- **DATASET**
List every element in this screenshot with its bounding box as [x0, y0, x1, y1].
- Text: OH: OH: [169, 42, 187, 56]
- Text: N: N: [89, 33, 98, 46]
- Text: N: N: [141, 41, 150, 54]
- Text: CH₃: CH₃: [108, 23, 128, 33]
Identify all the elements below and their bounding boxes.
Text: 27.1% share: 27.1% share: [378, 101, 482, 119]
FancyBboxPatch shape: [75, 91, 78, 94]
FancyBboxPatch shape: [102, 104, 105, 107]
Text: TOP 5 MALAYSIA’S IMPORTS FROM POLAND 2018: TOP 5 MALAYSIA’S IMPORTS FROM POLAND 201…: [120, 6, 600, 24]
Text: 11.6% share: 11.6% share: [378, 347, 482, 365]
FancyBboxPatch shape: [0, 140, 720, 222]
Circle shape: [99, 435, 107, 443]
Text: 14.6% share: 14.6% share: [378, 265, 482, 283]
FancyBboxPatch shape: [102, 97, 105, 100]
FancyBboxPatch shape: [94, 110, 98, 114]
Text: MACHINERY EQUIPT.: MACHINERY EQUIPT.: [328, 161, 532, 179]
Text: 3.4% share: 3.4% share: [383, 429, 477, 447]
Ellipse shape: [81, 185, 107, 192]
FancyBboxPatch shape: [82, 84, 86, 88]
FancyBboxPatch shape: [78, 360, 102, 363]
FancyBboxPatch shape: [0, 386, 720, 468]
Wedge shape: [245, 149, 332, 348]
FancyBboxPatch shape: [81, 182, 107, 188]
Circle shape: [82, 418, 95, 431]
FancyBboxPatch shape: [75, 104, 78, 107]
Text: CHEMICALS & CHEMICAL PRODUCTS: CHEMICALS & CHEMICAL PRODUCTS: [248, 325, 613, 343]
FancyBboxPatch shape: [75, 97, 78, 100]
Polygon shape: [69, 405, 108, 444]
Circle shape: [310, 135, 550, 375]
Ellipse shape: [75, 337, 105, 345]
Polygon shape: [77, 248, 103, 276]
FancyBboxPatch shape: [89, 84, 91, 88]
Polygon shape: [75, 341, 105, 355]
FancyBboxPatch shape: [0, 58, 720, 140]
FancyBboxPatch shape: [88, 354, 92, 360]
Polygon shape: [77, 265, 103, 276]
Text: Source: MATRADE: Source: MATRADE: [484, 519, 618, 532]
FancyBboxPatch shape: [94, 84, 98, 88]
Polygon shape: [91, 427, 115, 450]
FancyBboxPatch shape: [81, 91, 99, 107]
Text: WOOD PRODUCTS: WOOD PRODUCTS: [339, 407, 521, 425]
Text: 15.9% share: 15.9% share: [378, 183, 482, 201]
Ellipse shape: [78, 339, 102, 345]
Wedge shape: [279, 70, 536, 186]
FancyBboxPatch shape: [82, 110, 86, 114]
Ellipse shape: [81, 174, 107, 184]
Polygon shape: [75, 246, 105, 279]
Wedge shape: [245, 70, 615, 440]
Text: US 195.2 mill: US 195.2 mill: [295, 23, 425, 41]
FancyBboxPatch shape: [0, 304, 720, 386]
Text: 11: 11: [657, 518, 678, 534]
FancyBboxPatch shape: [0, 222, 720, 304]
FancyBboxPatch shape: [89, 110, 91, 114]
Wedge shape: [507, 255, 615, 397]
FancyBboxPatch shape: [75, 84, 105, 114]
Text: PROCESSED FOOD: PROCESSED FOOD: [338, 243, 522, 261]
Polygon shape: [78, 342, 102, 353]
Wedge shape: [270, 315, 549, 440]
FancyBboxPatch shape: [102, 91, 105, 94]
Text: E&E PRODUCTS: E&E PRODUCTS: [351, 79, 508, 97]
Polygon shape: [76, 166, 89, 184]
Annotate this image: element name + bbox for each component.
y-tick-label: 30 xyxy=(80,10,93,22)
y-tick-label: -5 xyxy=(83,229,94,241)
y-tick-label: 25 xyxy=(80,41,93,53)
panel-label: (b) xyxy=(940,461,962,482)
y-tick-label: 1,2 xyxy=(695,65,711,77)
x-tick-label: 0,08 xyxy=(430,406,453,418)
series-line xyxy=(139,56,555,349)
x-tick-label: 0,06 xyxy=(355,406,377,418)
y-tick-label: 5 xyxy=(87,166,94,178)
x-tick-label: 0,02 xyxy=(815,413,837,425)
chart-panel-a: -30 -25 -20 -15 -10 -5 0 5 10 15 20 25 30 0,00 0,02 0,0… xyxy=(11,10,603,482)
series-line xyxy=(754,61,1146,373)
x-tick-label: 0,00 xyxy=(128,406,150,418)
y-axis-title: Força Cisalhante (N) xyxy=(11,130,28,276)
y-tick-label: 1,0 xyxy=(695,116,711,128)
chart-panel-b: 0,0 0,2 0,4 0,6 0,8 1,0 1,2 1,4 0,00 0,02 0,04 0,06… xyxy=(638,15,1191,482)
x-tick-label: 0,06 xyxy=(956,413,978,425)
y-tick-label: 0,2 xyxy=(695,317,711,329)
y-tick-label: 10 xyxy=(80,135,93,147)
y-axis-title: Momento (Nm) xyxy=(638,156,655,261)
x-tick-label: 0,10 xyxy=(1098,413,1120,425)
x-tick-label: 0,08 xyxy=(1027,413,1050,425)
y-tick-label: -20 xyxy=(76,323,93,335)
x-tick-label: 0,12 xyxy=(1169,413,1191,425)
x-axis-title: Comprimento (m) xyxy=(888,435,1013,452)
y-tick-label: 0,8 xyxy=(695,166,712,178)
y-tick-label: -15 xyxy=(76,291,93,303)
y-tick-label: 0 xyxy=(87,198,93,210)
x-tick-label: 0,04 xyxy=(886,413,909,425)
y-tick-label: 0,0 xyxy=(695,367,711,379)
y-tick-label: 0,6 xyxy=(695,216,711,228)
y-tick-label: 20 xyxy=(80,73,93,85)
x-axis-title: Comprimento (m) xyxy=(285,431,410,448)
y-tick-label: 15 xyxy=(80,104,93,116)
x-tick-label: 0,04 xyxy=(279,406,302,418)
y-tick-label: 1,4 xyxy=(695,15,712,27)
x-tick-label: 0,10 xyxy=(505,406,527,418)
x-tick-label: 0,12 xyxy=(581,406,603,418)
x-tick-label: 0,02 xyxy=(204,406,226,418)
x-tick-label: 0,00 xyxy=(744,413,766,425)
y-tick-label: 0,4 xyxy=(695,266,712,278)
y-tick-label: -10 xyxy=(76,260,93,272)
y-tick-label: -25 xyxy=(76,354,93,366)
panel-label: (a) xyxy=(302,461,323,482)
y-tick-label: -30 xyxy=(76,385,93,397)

- **WHAT IS ASKED**
Convert the listing above, from its first line through the line containing "Text: MACHINERY EQUIPT.: MACHINERY", into a JSON list of strings with one string per line. Leave out any blank lines.

- **SOLUTION BELOW**
[
  "List every element in this screenshot with its bounding box as [x0, y0, x1, y1].",
  "- Text: OH: OH: [169, 42, 187, 56]",
  "- Text: N: N: [89, 33, 98, 46]",
  "- Text: N: N: [141, 41, 150, 54]",
  "- Text: CH₃: CH₃: [108, 23, 128, 33]",
  "Identify all the elements below and their bounding boxes.",
  "Text: 27.1% share: 27.1% share: [378, 101, 482, 119]",
  "FancyBboxPatch shape: [75, 91, 78, 94]",
  "FancyBboxPatch shape: [102, 104, 105, 107]",
  "Text: TOP 5 MALAYSIA’S IMPORTS FROM POLAND 2018: TOP 5 MALAYSIA’S IMPORTS FROM POLAND 201…: [120, 6, 600, 24]",
  "Text: 11.6% share: 11.6% share: [378, 347, 482, 365]",
  "FancyBboxPatch shape: [0, 140, 720, 222]",
  "Circle shape: [99, 435, 107, 443]",
  "Text: 14.6% share: 14.6% share: [378, 265, 482, 283]",
  "FancyBboxPatch shape: [102, 97, 105, 100]",
  "FancyBboxPatch shape: [94, 110, 98, 114]",
  "Text: MACHINERY EQUIPT.: MACHINERY EQUIPT.: [328, 161, 532, 179]"
]